[What to produce]: Skip every image and restate the data word for word.

[Extracted material]:
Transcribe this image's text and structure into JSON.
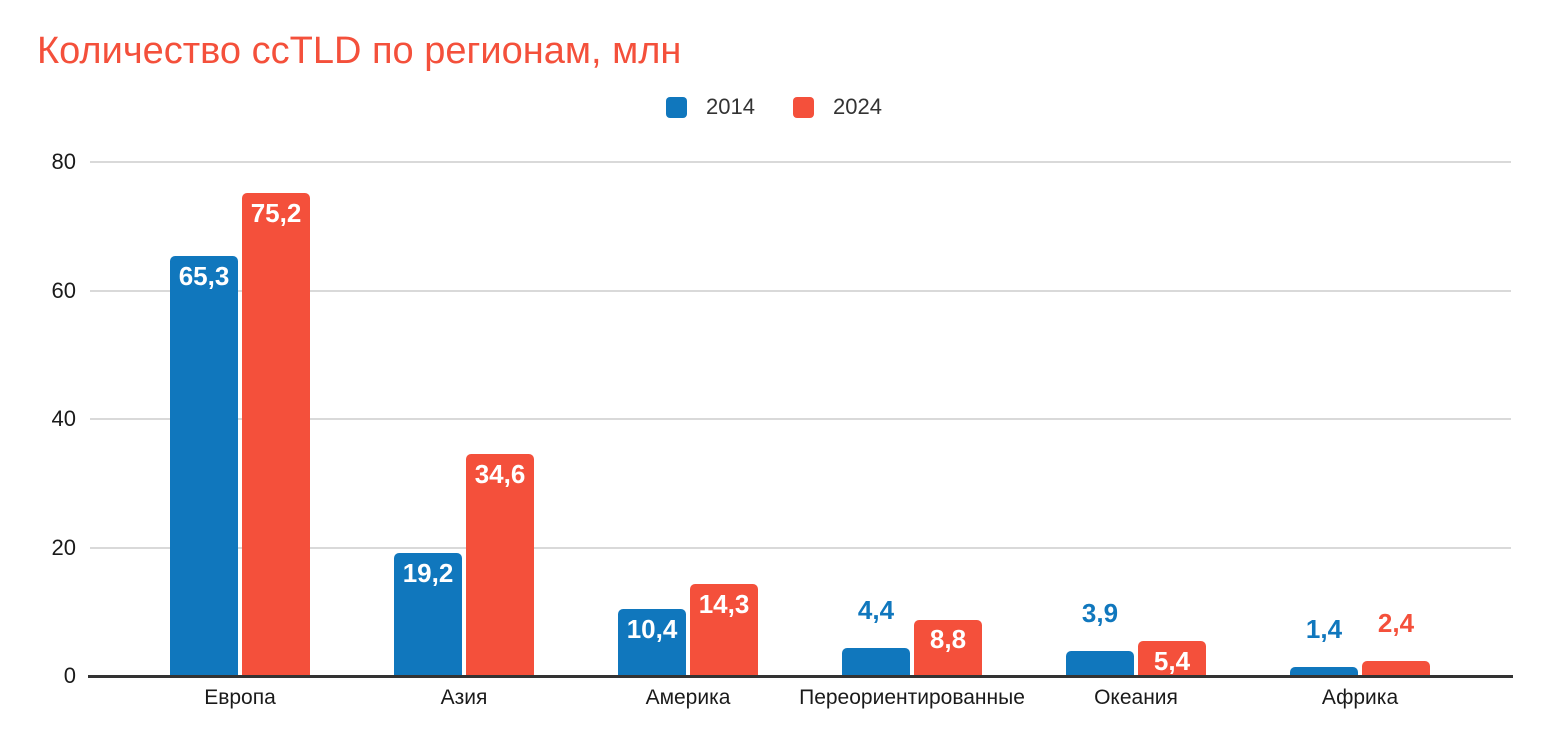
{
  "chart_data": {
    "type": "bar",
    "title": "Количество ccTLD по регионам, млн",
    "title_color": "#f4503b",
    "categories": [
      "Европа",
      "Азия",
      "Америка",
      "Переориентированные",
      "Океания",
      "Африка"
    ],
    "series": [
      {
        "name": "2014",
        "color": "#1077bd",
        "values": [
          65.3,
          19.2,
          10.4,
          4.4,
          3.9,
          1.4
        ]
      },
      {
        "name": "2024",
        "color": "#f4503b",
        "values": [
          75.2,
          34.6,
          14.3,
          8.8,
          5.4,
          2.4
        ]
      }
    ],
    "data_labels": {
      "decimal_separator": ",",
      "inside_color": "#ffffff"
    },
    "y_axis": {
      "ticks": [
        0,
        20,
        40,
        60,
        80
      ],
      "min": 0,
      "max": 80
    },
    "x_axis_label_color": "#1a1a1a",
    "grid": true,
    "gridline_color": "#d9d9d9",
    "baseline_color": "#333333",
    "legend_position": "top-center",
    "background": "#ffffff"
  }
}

[Completed task]:
Transcribe this image's text and structure into JSON.
{
  "chart_data": {
    "type": "bar",
    "title": "Количество ccTLD по регионам, млн",
    "title_color": "#f4503b",
    "categories": [
      "Европа",
      "Азия",
      "Америка",
      "Переориентированные",
      "Океания",
      "Африка"
    ],
    "series": [
      {
        "name": "2014",
        "color": "#1077bd",
        "values": [
          65.3,
          19.2,
          10.4,
          4.4,
          3.9,
          1.4
        ]
      },
      {
        "name": "2024",
        "color": "#f4503b",
        "values": [
          75.2,
          34.6,
          14.3,
          8.8,
          5.4,
          2.4
        ]
      }
    ],
    "data_labels": {
      "decimal_separator": ",",
      "inside_color": "#ffffff"
    },
    "y_axis": {
      "ticks": [
        0,
        20,
        40,
        60,
        80
      ],
      "min": 0,
      "max": 80
    },
    "x_axis_label_color": "#1a1a1a",
    "grid": true,
    "gridline_color": "#d9d9d9",
    "baseline_color": "#333333",
    "legend_position": "top-center",
    "background": "#ffffff"
  }
}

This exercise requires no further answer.